TASK INPUT:
⟨

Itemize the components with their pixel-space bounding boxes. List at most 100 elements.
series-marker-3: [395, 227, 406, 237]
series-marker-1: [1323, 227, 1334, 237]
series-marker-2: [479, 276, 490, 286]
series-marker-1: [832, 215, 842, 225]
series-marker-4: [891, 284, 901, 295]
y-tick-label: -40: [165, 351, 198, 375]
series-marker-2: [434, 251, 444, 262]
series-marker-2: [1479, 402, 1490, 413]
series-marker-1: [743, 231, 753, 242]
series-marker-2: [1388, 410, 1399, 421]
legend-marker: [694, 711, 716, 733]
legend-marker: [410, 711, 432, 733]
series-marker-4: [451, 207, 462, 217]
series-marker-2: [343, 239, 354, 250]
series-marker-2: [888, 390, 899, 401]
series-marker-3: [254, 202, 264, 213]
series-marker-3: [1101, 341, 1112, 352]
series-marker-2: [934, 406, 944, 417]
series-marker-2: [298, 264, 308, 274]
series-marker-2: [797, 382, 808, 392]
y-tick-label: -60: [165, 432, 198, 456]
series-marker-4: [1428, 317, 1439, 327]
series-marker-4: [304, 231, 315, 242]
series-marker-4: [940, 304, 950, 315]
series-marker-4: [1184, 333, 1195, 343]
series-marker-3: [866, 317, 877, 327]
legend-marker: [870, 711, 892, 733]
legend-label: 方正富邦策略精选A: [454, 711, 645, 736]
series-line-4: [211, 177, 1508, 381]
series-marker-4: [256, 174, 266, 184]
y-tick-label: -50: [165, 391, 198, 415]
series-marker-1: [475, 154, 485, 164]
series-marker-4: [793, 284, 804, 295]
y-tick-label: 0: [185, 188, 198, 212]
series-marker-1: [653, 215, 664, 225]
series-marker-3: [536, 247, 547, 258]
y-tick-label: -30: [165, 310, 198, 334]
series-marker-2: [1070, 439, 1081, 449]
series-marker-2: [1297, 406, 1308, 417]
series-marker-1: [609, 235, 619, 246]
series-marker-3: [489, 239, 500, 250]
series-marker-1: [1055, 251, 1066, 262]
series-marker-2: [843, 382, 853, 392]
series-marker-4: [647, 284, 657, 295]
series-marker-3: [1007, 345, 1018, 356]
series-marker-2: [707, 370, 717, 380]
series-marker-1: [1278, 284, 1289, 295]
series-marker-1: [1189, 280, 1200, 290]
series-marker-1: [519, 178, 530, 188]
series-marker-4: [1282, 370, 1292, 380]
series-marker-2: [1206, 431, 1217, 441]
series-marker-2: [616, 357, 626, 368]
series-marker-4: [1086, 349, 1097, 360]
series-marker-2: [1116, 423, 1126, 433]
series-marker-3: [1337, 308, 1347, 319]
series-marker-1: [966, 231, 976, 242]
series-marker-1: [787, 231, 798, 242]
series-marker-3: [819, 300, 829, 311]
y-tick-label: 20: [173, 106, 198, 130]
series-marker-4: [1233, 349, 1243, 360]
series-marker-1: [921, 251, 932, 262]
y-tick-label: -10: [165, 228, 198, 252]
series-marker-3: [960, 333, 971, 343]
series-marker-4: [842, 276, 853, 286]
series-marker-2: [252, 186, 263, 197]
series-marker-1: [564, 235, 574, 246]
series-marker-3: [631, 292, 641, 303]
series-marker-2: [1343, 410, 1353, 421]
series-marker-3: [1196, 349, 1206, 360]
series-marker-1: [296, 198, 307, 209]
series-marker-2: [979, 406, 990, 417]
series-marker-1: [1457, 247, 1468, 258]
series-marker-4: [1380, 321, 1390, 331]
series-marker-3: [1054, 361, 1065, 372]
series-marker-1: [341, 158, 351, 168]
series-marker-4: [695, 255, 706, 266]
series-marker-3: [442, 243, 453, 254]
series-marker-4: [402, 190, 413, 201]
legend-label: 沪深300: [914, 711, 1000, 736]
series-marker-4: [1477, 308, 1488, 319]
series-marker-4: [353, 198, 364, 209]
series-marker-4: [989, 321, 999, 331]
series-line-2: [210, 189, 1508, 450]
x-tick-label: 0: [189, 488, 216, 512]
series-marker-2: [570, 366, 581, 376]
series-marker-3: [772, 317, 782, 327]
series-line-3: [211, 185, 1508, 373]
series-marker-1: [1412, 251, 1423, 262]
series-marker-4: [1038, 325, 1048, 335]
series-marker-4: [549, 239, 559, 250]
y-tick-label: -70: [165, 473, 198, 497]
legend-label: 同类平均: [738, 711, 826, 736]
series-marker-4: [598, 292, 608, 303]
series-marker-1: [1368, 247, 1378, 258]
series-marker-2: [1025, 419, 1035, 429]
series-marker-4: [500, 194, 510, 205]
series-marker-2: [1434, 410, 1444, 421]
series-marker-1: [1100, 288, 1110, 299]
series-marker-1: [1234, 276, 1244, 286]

⟩

PROBLEM: Copy out the lines above word for word.

SOLUTION FOR THIS EXERCISE:
Itemize the components with their pixel-space bounding boxes. List at most 100 elements.
series-marker-3: [395, 227, 406, 237]
series-marker-1: [1323, 227, 1334, 237]
series-marker-2: [479, 276, 490, 286]
series-marker-1: [832, 215, 842, 225]
series-marker-4: [891, 284, 901, 295]
y-tick-label: -40: [165, 351, 198, 375]
series-marker-2: [434, 251, 444, 262]
series-marker-2: [1479, 402, 1490, 413]
series-marker-1: [743, 231, 753, 242]
series-marker-2: [1388, 410, 1399, 421]
legend-marker: [694, 711, 716, 733]
legend-marker: [410, 711, 432, 733]
series-marker-4: [451, 207, 462, 217]
series-marker-2: [343, 239, 354, 250]
series-marker-2: [888, 390, 899, 401]
series-marker-3: [254, 202, 264, 213]
series-marker-3: [1101, 341, 1112, 352]
series-marker-2: [934, 406, 944, 417]
series-marker-2: [298, 264, 308, 274]
series-marker-2: [797, 382, 808, 392]
y-tick-label: -60: [165, 432, 198, 456]
series-marker-4: [1428, 317, 1439, 327]
series-marker-4: [304, 231, 315, 242]
series-marker-4: [940, 304, 950, 315]
series-marker-4: [1184, 333, 1195, 343]
series-marker-3: [866, 317, 877, 327]
legend-marker: [870, 711, 892, 733]
legend-label: 方正富邦策略精选A: [454, 711, 645, 736]
series-line-4: [211, 177, 1508, 381]
series-marker-4: [256, 174, 266, 184]
y-tick-label: -50: [165, 391, 198, 415]
series-marker-1: [475, 154, 485, 164]
series-marker-4: [793, 284, 804, 295]
y-tick-label: 0: [185, 188, 198, 212]
series-marker-1: [653, 215, 664, 225]
series-marker-3: [536, 247, 547, 258]
y-tick-label: -30: [165, 310, 198, 334]
series-marker-2: [1070, 439, 1081, 449]
series-marker-2: [1297, 406, 1308, 417]
series-marker-1: [609, 235, 619, 246]
series-marker-3: [489, 239, 500, 250]
series-marker-1: [1055, 251, 1066, 262]
series-marker-2: [843, 382, 853, 392]
series-marker-4: [647, 284, 657, 295]
series-marker-3: [1007, 345, 1018, 356]
series-marker-2: [707, 370, 717, 380]
series-marker-1: [1278, 284, 1289, 295]
series-marker-1: [1189, 280, 1200, 290]
series-marker-1: [519, 178, 530, 188]
series-marker-4: [1282, 370, 1292, 380]
series-marker-2: [1206, 431, 1217, 441]
series-marker-2: [616, 357, 626, 368]
series-marker-4: [1086, 349, 1097, 360]
series-marker-2: [1116, 423, 1126, 433]
series-marker-3: [1337, 308, 1347, 319]
series-marker-1: [966, 231, 976, 242]
series-marker-1: [787, 231, 798, 242]
series-marker-3: [819, 300, 829, 311]
y-tick-label: 20: [173, 106, 198, 130]
series-marker-4: [1233, 349, 1243, 360]
series-marker-1: [921, 251, 932, 262]
y-tick-label: -10: [165, 228, 198, 252]
series-marker-3: [960, 333, 971, 343]
series-marker-4: [842, 276, 853, 286]
series-marker-2: [252, 186, 263, 197]
series-marker-1: [564, 235, 574, 246]
series-marker-3: [631, 292, 641, 303]
series-marker-2: [1343, 410, 1353, 421]
series-marker-3: [1196, 349, 1206, 360]
series-marker-1: [296, 198, 307, 209]
series-marker-2: [979, 406, 990, 417]
series-marker-1: [1457, 247, 1468, 258]
series-marker-4: [1380, 321, 1390, 331]
series-marker-3: [1054, 361, 1065, 372]
series-marker-1: [341, 158, 351, 168]
series-marker-4: [695, 255, 706, 266]
series-marker-3: [442, 243, 453, 254]
series-marker-4: [402, 190, 413, 201]
legend-label: 沪深300: [914, 711, 1000, 736]
series-marker-4: [1477, 308, 1488, 319]
series-marker-4: [353, 198, 364, 209]
series-marker-4: [989, 321, 999, 331]
series-line-2: [210, 189, 1508, 450]
x-tick-label: 0: [189, 488, 216, 512]
series-marker-2: [570, 366, 581, 376]
series-marker-3: [772, 317, 782, 327]
series-line-3: [211, 185, 1508, 373]
series-marker-1: [1412, 251, 1423, 262]
series-marker-4: [1038, 325, 1048, 335]
series-marker-4: [549, 239, 559, 250]
y-tick-label: -70: [165, 473, 198, 497]
legend-label: 同类平均: [738, 711, 826, 736]
series-marker-4: [598, 292, 608, 303]
series-marker-1: [1368, 247, 1378, 258]
series-marker-2: [1025, 419, 1035, 429]
series-marker-4: [500, 194, 510, 205]
series-marker-2: [1434, 410, 1444, 421]
series-marker-1: [1100, 288, 1110, 299]
series-marker-1: [1234, 276, 1244, 286]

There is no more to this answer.